Records from a data source:

• • •

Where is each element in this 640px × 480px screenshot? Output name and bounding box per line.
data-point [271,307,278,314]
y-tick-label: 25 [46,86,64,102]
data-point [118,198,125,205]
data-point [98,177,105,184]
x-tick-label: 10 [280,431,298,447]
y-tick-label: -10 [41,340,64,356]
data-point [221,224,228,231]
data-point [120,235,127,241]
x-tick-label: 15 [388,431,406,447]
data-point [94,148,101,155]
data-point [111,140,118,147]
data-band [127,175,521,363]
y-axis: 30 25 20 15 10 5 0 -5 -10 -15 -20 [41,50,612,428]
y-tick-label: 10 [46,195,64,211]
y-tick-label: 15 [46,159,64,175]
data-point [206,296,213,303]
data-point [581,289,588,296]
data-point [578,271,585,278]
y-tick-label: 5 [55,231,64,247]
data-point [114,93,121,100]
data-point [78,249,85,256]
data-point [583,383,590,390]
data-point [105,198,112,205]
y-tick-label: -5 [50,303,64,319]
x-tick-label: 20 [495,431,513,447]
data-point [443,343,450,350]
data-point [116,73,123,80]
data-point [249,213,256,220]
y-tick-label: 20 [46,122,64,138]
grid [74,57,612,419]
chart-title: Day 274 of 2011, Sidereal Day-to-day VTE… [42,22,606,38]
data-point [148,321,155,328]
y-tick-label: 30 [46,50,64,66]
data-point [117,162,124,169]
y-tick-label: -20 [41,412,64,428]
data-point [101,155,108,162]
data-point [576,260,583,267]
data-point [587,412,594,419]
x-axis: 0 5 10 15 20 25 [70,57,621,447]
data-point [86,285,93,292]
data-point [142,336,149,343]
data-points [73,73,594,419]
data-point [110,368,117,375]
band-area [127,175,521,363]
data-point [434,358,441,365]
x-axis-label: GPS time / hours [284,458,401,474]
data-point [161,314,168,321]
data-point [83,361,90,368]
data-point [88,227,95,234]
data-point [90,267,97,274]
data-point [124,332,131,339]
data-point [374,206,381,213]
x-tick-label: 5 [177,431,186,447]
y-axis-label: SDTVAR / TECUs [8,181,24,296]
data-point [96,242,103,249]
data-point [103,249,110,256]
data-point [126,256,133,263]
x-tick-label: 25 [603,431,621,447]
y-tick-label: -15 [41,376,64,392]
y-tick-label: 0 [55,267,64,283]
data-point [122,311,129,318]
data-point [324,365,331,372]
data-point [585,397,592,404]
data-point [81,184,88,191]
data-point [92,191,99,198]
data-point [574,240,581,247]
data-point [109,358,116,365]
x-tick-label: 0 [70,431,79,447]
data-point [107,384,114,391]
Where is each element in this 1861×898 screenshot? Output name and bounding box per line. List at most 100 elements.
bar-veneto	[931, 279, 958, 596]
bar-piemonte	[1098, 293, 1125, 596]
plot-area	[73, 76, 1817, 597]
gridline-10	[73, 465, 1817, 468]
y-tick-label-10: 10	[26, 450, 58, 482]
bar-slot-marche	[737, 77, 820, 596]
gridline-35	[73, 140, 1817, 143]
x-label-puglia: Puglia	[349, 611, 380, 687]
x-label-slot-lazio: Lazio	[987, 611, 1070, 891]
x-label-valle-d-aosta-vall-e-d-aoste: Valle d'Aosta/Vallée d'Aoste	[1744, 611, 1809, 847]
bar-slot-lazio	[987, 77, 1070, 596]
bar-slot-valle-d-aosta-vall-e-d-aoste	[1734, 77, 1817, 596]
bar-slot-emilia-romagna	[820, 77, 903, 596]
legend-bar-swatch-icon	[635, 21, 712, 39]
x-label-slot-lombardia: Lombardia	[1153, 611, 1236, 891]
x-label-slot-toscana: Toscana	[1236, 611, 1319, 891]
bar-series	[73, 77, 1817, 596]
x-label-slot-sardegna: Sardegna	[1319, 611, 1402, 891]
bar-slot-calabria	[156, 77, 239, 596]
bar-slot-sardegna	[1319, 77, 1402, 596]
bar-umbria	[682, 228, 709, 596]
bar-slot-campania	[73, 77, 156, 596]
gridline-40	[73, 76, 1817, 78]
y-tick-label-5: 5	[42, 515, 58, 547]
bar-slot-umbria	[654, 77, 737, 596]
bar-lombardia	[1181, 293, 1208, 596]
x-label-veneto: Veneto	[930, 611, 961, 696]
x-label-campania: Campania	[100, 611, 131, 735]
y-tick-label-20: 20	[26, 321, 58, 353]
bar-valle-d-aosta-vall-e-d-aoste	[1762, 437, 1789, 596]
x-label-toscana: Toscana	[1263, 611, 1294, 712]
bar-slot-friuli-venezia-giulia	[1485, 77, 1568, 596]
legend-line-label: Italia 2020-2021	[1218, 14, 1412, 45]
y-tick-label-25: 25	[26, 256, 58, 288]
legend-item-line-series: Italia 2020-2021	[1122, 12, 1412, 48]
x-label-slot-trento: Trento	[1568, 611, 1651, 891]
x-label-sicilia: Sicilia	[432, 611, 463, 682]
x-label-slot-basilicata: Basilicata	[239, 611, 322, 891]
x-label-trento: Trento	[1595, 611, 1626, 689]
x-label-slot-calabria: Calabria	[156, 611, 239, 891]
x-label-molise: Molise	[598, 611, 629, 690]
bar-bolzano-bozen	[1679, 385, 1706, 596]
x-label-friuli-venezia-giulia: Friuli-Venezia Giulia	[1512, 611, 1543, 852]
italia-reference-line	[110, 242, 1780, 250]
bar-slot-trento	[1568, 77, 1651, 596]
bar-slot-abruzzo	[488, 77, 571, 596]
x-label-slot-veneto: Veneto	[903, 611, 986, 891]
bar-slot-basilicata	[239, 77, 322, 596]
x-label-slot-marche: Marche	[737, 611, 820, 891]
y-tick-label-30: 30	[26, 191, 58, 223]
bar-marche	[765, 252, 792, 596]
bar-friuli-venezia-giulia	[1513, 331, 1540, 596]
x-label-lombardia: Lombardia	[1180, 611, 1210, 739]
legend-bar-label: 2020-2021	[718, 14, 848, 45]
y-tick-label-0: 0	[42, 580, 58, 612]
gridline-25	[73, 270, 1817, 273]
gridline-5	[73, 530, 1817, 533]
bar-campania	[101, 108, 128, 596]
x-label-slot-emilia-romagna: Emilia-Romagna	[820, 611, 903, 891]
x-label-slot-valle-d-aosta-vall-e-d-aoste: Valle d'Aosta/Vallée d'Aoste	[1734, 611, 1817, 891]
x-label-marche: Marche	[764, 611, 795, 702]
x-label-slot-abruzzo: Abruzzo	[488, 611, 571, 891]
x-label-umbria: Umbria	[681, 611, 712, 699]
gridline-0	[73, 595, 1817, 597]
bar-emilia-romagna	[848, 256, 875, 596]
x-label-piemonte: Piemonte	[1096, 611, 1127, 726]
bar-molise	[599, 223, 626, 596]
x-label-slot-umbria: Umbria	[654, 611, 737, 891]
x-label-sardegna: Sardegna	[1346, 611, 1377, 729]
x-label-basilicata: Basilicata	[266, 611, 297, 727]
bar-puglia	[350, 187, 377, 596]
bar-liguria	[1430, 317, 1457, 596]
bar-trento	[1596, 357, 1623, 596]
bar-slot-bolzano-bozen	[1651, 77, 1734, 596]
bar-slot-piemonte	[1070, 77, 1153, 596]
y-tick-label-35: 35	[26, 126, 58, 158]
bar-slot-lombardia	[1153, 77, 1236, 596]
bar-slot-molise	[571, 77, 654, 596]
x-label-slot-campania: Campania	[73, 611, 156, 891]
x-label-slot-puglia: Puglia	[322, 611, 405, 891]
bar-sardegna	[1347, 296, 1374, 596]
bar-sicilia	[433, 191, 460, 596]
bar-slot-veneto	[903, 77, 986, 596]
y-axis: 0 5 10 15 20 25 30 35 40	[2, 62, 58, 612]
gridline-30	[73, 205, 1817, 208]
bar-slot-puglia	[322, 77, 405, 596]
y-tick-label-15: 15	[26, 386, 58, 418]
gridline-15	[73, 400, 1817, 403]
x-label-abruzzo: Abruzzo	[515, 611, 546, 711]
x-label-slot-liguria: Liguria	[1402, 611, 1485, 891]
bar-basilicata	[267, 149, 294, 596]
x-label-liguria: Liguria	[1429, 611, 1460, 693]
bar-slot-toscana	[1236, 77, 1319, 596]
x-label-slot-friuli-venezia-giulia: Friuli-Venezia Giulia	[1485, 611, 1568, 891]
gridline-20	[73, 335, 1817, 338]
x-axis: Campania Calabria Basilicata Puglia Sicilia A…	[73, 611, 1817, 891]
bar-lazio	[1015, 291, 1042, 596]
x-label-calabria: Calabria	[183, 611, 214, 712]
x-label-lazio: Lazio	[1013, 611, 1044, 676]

• • •

- What needs to be done:
Count the lines in the items above that contain the string "liguria", and give only the number.

- Task response:
3